● What you will do: Please convert the data below into a JSON list of strings, one string per line and blank lines left out, starting at its first line and continuing through the line that contains "- y-tick-label: 6: [44, 95, 52, 109]".

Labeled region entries
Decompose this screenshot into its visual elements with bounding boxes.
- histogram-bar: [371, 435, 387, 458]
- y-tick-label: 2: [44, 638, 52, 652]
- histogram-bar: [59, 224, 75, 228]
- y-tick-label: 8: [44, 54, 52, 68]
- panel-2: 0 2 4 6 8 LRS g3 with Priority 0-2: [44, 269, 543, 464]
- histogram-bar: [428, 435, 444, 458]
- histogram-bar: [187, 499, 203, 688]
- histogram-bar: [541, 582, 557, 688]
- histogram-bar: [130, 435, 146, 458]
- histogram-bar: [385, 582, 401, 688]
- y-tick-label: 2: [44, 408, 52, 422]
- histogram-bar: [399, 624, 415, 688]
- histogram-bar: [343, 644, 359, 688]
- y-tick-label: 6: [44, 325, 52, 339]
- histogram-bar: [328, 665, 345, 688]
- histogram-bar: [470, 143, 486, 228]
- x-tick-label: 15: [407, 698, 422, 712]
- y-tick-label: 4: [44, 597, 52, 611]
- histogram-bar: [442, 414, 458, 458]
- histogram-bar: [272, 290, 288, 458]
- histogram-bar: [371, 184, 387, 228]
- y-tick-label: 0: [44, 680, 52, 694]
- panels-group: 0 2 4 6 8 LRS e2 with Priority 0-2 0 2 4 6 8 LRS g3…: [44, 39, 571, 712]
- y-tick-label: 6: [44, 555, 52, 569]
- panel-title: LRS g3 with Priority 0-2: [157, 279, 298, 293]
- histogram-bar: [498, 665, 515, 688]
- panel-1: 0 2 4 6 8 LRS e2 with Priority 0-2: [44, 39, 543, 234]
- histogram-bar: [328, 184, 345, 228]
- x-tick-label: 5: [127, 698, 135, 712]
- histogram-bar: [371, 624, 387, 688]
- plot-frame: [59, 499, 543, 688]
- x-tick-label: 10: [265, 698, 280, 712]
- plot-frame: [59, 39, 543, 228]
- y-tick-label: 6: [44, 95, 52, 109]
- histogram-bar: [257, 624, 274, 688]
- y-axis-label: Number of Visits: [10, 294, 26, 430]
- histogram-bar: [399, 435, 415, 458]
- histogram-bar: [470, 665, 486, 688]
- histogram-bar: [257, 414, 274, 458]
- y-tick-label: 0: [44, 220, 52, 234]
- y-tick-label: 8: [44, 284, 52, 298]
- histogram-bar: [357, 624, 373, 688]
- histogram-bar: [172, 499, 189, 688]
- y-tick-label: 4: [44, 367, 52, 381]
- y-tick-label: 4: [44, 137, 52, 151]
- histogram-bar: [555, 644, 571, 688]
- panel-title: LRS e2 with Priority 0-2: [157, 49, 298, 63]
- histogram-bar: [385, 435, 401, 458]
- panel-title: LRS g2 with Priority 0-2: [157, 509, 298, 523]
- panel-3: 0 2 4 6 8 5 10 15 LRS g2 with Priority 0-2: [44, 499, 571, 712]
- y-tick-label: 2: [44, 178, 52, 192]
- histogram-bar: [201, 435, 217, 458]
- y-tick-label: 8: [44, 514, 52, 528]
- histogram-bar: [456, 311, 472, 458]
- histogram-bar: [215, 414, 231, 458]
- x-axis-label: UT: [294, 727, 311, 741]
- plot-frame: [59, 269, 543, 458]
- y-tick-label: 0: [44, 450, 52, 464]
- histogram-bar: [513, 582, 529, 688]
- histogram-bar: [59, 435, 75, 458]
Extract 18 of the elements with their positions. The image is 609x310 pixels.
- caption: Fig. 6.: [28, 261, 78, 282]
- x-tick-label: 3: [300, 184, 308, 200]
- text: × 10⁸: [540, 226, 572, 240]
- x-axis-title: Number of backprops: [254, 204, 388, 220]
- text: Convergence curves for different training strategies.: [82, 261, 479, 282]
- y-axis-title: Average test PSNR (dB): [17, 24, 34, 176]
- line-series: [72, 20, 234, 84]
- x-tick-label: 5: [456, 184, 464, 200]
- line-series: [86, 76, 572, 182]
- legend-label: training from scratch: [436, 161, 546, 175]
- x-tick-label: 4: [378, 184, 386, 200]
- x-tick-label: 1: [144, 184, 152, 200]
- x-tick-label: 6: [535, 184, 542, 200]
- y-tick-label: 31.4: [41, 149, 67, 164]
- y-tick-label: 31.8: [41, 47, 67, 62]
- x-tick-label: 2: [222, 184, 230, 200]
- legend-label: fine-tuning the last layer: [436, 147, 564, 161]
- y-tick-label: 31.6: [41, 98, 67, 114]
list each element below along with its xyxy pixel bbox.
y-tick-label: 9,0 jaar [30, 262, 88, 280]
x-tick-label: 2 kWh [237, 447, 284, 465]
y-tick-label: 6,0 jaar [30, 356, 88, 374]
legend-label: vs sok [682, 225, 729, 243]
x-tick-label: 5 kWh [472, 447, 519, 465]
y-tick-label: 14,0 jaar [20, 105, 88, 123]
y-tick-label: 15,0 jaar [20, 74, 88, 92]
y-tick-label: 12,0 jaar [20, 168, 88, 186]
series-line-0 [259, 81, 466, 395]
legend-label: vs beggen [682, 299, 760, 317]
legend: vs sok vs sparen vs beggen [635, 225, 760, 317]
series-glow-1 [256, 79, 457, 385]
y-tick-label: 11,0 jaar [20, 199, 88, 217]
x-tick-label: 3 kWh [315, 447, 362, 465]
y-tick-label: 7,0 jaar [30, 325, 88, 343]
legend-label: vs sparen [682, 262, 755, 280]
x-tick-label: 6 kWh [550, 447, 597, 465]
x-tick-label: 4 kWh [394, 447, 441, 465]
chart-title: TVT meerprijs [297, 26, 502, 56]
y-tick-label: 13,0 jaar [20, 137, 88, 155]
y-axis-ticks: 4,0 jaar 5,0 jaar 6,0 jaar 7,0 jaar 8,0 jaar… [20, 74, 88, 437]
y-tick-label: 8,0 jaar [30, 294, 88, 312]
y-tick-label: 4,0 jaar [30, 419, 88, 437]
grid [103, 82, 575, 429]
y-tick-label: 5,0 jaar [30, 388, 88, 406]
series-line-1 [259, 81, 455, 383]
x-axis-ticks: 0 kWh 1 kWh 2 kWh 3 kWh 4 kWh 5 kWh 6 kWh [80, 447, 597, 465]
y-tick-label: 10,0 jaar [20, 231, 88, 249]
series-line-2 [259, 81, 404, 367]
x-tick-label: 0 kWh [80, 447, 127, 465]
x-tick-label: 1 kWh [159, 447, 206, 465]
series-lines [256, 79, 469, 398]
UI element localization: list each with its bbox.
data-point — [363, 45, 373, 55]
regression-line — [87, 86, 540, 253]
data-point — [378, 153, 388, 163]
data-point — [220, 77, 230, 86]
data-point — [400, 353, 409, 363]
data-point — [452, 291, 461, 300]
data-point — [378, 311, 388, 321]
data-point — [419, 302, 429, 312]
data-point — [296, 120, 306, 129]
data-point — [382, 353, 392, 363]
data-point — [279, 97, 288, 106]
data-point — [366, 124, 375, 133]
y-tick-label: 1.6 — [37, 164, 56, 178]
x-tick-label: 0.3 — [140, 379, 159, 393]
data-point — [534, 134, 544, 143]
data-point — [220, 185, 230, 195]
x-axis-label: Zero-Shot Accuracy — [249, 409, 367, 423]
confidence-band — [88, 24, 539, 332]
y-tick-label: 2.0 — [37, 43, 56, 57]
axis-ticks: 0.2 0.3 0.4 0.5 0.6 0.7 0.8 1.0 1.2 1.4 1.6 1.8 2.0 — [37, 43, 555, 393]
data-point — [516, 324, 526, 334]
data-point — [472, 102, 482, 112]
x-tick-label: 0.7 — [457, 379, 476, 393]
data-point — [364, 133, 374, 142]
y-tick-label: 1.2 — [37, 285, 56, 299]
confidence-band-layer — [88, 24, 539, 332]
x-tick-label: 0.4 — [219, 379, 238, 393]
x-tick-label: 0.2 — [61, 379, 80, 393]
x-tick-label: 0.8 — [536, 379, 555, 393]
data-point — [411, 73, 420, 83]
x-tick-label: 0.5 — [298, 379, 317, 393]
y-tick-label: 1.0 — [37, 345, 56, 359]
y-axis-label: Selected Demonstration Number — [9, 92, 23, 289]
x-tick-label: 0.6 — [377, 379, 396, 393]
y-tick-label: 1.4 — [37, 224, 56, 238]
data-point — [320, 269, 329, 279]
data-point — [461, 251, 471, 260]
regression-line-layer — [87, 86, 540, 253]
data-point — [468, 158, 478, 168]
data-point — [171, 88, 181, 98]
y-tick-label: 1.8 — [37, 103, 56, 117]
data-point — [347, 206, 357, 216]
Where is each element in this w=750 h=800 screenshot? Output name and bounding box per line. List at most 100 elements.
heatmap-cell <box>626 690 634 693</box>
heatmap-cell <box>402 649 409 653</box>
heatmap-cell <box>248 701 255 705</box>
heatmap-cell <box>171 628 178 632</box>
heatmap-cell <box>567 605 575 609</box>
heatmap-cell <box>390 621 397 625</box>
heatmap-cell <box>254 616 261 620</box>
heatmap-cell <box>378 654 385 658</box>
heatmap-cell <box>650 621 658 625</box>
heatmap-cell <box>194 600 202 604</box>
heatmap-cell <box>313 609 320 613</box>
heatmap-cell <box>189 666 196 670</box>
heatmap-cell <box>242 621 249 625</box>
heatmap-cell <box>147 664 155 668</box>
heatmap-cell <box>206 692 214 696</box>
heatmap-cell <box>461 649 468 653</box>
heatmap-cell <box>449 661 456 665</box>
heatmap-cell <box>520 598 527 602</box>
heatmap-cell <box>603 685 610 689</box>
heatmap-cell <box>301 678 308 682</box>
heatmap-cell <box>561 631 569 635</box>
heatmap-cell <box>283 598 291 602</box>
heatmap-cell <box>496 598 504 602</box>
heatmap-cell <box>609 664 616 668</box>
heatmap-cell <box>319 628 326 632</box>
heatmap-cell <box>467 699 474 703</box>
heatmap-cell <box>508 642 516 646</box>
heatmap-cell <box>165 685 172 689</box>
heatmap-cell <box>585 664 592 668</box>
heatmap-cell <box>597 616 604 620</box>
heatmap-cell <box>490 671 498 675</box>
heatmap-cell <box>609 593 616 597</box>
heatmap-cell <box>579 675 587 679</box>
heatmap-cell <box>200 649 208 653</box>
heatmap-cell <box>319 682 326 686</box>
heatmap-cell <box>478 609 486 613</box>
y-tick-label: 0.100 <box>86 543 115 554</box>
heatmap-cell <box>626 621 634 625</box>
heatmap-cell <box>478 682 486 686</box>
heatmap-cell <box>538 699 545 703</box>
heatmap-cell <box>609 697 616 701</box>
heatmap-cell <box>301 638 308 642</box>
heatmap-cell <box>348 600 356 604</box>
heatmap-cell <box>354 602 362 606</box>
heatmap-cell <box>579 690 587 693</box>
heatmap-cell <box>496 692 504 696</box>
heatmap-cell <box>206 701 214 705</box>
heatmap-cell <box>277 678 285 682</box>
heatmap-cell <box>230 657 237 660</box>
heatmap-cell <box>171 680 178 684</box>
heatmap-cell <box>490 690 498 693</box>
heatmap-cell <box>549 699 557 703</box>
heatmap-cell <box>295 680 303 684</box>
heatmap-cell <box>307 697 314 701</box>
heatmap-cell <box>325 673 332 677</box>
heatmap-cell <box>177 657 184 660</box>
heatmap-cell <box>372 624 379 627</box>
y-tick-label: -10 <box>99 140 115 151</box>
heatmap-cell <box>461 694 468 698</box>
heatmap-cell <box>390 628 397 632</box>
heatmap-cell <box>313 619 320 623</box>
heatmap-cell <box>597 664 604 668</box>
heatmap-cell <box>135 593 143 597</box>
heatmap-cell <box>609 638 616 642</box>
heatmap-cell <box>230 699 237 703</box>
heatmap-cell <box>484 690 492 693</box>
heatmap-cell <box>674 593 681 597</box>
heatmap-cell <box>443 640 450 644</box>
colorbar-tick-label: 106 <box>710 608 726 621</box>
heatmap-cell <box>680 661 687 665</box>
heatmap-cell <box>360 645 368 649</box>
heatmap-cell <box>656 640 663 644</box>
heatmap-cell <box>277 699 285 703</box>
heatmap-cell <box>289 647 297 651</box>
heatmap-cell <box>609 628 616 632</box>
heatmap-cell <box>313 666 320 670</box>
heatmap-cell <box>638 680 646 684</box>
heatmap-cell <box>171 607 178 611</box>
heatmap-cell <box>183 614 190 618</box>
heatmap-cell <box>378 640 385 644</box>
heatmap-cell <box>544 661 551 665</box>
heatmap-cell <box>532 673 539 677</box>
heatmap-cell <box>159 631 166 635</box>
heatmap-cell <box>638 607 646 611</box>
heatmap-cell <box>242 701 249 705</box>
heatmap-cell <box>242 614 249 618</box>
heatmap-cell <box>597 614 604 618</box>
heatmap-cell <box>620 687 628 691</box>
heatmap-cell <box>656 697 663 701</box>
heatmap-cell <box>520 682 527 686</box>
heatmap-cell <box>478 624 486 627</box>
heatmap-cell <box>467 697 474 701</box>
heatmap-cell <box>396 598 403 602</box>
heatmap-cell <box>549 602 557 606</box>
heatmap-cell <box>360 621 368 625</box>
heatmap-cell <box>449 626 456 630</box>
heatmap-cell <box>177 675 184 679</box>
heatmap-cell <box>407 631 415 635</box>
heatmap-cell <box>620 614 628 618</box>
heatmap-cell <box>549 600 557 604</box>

● Result:
[
  "Decompose this screenshot into its visual elements with bounding boxes.",
  "- histogram-bar: [371, 435, 387, 458]",
  "- y-tick-label: 2: [44, 638, 52, 652]",
  "- histogram-bar: [59, 224, 75, 228]",
  "- y-tick-label: 8: [44, 54, 52, 68]",
  "- panel-2: 0 2 4 6 8 LRS g3 with Priority 0-2: [44, 269, 543, 464]",
  "- histogram-bar: [428, 435, 444, 458]",
  "- histogram-bar: [187, 499, 203, 688]",
  "- histogram-bar: [541, 582, 557, 688]",
  "- histogram-bar: [130, 435, 146, 458]",
  "- histogram-bar: [385, 582, 401, 688]",
  "- y-tick-label: 2: [44, 408, 52, 422]",
  "- histogram-bar: [399, 624, 415, 688]",
  "- histogram-bar: [343, 644, 359, 688]",
  "- y-tick-label: 6: [44, 325, 52, 339]",
  "- histogram-bar: [328, 665, 345, 688]",
  "- histogram-bar: [470, 143, 486, 228]",
  "- x-tick-label: 15: [407, 698, 422, 712]",
  "- y-tick-label: 4: [44, 597, 52, 611]",
  "- histogram-bar: [442, 414, 458, 458]",
  "- histogram-bar: [272, 290, 288, 458]",
  "- histogram-bar: [371, 184, 387, 228]",
  "- y-tick-label: 0: [44, 680, 52, 694]",
  "- panels-group: 0 2 4 6 8 LRS e2 with Priority 0-2 0 2 4 6 8 LRS g3…: [44, 39, 571, 712]",
  "- y-tick-label: 6: [44, 555, 52, 569]",
  "- panel-title: LRS g3 with Priority 0-2: [157, 279, 298, 293]",
  "- histogram-bar: [498, 665, 515, 688]",
  "- panel-1: 0 2 4 6 8 LRS e2 with Priority 0-2: [44, 39, 543, 234]",
  "- histogram-bar: [328, 184, 345, 228]",
  "- x-tick-label: 5: [127, 698, 135, 712]",
  "- histogram-bar: [371, 624, 387, 688]",
  "- plot-frame: [59, 499, 543, 688]",
  "- x-tick-label: 10: [265, 698, 280, 712]",
  "- plot-frame: [59, 39, 543, 228]",
  "- y-tick-label: 6: [44, 95, 52, 109]"
]